** start Extracted material **

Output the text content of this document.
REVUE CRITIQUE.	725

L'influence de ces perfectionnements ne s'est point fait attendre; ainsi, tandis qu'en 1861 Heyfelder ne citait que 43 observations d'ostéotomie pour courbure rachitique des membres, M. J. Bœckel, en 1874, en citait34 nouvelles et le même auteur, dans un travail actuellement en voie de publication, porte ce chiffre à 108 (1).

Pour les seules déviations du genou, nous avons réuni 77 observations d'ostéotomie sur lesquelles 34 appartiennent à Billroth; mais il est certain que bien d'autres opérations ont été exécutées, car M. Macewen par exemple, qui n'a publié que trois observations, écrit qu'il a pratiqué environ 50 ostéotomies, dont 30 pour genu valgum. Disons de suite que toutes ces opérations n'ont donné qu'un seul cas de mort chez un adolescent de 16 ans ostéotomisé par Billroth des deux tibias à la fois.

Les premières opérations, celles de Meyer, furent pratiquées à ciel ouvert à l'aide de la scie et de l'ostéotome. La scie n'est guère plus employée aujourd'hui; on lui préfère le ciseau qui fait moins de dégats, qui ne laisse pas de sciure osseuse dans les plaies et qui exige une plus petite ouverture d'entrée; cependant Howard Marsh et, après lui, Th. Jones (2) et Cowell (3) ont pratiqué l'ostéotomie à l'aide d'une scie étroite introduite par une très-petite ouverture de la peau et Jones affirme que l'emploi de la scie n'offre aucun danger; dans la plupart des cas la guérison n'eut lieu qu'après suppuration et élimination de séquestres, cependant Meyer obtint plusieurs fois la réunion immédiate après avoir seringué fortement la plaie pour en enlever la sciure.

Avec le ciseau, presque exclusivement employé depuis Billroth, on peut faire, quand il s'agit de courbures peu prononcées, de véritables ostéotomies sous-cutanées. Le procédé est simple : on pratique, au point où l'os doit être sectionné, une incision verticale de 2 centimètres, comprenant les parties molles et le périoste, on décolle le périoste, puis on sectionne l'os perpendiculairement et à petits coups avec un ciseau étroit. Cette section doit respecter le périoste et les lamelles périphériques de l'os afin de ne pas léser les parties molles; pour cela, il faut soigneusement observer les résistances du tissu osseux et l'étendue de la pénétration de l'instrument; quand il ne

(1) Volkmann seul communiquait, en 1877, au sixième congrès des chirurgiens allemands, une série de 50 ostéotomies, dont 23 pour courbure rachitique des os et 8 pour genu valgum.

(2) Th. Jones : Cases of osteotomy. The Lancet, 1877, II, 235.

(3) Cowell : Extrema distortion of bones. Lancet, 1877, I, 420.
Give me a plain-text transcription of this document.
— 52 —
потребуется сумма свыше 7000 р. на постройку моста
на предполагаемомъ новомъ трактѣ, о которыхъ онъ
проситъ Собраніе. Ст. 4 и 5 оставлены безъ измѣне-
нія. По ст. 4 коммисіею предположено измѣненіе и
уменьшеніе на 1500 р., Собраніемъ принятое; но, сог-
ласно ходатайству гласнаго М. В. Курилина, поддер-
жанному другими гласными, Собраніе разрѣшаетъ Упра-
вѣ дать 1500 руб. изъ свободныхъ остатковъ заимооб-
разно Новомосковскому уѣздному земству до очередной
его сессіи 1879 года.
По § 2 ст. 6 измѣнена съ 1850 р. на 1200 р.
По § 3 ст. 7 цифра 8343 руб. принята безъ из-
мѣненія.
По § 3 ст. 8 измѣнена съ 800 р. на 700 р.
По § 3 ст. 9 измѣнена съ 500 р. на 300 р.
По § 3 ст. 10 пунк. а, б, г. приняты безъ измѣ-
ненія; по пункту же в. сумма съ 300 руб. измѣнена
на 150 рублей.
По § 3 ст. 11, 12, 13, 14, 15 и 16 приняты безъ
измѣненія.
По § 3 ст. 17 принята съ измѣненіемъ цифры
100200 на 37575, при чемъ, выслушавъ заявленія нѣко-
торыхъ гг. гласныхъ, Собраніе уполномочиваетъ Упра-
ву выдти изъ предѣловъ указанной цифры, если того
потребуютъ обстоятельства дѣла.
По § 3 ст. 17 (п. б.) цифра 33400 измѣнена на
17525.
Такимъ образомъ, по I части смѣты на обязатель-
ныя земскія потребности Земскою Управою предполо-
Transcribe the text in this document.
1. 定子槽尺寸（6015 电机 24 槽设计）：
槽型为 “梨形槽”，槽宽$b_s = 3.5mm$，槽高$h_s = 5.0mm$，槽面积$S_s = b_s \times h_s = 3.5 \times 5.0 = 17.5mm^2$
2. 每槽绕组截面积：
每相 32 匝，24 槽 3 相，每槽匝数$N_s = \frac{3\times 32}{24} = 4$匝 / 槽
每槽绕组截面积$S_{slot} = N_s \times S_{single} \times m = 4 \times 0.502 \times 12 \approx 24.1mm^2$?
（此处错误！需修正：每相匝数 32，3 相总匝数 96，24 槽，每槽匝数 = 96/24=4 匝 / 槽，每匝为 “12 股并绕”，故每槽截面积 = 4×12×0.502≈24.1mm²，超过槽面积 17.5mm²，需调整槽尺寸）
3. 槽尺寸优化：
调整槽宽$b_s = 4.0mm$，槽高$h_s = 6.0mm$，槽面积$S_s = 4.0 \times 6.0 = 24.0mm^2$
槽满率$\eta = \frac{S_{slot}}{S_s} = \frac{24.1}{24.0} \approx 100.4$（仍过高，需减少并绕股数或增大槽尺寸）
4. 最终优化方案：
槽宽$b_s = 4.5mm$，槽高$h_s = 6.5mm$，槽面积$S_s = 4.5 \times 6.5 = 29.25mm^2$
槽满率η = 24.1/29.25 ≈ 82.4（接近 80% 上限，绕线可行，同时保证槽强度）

** end Extracted material **

*Directive:* Give every line of the material that includes the string "text".

*Correct answer:*
Output the text content of this document.
Give me a plain-text transcription of this document.
Transcribe the text in this document.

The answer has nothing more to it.